>> start

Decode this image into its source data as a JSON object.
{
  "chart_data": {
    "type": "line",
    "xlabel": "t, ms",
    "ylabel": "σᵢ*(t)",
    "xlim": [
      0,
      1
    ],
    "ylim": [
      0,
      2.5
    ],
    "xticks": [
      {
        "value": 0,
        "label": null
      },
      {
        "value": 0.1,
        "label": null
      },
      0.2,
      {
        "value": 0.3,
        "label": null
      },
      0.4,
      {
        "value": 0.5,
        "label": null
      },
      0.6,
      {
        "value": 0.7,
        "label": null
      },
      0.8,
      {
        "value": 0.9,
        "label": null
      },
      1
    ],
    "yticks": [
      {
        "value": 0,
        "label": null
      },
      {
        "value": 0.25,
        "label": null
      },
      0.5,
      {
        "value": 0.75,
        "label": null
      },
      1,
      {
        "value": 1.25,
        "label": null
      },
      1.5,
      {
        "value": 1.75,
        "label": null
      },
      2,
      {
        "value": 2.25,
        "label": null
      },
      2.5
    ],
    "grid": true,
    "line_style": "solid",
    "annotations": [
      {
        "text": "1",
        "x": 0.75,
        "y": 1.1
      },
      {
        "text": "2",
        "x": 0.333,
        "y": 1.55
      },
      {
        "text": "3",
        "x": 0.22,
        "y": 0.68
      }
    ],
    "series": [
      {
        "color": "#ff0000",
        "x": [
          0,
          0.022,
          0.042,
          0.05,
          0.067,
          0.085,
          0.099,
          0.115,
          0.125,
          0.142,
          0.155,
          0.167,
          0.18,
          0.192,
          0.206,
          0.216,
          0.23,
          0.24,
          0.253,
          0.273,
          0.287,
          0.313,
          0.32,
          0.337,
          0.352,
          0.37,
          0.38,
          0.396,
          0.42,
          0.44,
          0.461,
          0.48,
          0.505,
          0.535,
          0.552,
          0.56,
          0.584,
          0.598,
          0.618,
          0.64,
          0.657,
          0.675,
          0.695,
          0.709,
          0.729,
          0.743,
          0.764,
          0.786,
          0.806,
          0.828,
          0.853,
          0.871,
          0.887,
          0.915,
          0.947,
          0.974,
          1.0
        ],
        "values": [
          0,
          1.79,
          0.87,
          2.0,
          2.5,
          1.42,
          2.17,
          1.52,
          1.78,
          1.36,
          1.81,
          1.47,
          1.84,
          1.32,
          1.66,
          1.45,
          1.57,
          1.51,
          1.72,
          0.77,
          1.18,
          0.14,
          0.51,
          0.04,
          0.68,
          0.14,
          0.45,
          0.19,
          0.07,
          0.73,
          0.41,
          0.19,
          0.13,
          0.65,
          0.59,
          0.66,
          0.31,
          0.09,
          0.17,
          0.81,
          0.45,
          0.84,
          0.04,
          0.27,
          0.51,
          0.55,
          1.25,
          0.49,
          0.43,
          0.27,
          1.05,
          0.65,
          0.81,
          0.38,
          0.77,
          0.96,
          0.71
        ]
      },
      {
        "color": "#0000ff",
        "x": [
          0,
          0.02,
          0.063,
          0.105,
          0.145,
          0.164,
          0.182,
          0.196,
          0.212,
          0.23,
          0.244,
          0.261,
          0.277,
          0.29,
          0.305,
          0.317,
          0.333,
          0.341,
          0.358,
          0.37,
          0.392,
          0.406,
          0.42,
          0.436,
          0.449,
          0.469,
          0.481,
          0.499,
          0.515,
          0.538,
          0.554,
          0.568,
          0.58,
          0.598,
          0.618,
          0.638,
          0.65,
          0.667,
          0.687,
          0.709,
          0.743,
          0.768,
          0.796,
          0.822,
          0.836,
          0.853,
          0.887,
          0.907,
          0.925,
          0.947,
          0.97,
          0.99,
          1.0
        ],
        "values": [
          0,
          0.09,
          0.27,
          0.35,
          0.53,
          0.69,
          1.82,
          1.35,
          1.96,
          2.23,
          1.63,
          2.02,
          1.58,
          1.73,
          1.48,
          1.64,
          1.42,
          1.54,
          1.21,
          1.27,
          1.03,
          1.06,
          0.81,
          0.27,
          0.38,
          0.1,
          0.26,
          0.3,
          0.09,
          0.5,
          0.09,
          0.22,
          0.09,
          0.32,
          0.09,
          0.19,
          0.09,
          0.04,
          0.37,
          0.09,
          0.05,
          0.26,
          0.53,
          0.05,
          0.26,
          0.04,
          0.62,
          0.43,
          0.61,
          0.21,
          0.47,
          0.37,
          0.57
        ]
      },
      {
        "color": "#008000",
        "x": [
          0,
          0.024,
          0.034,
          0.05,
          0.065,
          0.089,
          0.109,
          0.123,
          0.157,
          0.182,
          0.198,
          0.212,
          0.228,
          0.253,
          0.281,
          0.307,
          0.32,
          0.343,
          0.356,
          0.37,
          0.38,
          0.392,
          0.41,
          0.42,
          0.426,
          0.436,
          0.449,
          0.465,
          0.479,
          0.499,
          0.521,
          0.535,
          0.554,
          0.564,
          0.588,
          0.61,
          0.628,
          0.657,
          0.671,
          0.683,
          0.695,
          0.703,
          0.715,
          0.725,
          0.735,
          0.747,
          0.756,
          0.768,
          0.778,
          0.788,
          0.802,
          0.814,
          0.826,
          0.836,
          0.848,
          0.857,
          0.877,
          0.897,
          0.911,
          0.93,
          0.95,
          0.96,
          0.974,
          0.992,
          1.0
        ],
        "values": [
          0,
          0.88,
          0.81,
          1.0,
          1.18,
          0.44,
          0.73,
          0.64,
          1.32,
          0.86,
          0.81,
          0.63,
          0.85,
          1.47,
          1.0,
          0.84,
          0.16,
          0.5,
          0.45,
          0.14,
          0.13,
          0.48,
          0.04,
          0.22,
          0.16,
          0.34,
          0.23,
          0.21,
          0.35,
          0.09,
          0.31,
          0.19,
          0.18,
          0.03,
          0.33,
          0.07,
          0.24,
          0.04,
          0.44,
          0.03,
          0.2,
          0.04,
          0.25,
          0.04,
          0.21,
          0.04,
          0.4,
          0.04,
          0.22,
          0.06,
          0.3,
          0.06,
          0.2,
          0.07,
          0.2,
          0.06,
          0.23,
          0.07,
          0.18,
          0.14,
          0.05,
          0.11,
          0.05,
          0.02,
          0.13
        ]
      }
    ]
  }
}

>> end

Gather each line of the records holding the string "color".

Task result:
        "color": "#ff0000",
        "color": "#0000ff",
        "color": "#008000",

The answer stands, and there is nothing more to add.